(Collected data entries)
::::

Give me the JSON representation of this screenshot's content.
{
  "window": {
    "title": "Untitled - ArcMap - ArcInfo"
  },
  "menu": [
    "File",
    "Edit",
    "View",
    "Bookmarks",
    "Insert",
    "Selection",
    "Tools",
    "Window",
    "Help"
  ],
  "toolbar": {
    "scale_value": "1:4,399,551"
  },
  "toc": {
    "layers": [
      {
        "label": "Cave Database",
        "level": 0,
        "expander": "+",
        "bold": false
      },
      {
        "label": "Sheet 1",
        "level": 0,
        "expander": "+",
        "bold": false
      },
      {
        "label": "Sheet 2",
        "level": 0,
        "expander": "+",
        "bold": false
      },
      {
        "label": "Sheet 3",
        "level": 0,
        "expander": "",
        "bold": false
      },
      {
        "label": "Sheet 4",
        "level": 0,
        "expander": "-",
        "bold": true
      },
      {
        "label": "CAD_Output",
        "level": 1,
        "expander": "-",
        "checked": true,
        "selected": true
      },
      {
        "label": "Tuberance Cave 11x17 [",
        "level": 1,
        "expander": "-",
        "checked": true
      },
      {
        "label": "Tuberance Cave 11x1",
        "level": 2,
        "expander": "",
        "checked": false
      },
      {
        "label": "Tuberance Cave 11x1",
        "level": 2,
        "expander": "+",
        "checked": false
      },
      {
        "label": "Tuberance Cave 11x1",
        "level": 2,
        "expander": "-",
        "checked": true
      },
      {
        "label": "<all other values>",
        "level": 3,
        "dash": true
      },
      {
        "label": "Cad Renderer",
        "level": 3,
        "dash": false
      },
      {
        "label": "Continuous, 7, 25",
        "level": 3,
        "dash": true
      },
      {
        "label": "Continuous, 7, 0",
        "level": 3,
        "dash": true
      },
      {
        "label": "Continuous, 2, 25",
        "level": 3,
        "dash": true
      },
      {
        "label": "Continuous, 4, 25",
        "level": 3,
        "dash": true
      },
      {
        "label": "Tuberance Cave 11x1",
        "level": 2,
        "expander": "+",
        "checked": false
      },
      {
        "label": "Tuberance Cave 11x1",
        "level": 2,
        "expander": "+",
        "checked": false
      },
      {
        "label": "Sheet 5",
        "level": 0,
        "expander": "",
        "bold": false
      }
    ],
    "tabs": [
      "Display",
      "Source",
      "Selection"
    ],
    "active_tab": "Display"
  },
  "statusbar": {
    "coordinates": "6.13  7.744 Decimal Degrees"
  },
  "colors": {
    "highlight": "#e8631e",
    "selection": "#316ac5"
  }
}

::::

§ GOAL
Output all of the data above without any alteration.

§ WRITTEN ANSWER
Give me the JSON representation of this screenshot's content.
{
  "window": {
    "title": "Untitled - ArcMap - ArcInfo"
  },
  "menu": [
    "File",
    "Edit",
    "View",
    "Bookmarks",
    "Insert",
    "Selection",
    "Tools",
    "Window",
    "Help"
  ],
  "toolbar": {
    "scale_value": "1:4,399,551"
  },
  "toc": {
    "layers": [
      {
        "label": "Cave Database",
        "level": 0,
        "expander": "+",
        "bold": false
      },
      {
        "label": "Sheet 1",
        "level": 0,
        "expander": "+",
        "bold": false
      },
      {
        "label": "Sheet 2",
        "level": 0,
        "expander": "+",
        "bold": false
      },
      {
        "label": "Sheet 3",
        "level": 0,
        "expander": "",
        "bold": false
      },
      {
        "label": "Sheet 4",
        "level": 0,
        "expander": "-",
        "bold": true
      },
      {
        "label": "CAD_Output",
        "level": 1,
        "expander": "-",
        "checked": true,
        "selected": true
      },
      {
        "label": "Tuberance Cave 11x17 [",
        "level": 1,
        "expander": "-",
        "checked": true
      },
      {
        "label": "Tuberance Cave 11x1",
        "level": 2,
        "expander": "",
        "checked": false
      },
      {
        "label": "Tuberance Cave 11x1",
        "level": 2,
        "expander": "+",
        "checked": false
      },
      {
        "label": "Tuberance Cave 11x1",
        "level": 2,
        "expander": "-",
        "checked": true
      },
      {
        "label": "<all other values>",
        "level": 3,
        "dash": true
      },
      {
        "label": "Cad Renderer",
        "level": 3,
        "dash": false
      },
      {
        "label": "Continuous, 7, 25",
        "level": 3,
        "dash": true
      },
      {
        "label": "Continuous, 7, 0",
        "level": 3,
        "dash": true
      },
      {
        "label": "Continuous, 2, 25",
        "level": 3,
        "dash": true
      },
      {
        "label": "Continuous, 4, 25",
        "level": 3,
        "dash": true
      },
      {
        "label": "Tuberance Cave 11x1",
        "level": 2,
        "expander": "+",
        "checked": false
      },
      {
        "label": "Tuberance Cave 11x1",
        "level": 2,
        "expander": "+",
        "checked": false
      },
      {
        "label": "Sheet 5",
        "level": 0,
        "expander": "",
        "bold": false
      }
    ],
    "tabs": [
      "Display",
      "Source",
      "Selection"
    ],
    "active_tab": "Display"
  },
  "statusbar": {
    "coordinates": "6.13  7.744 Decimal Degrees"
  },
  "colors": {
    "highlight": "#e8631e",
    "selection": "#316ac5"
  }
}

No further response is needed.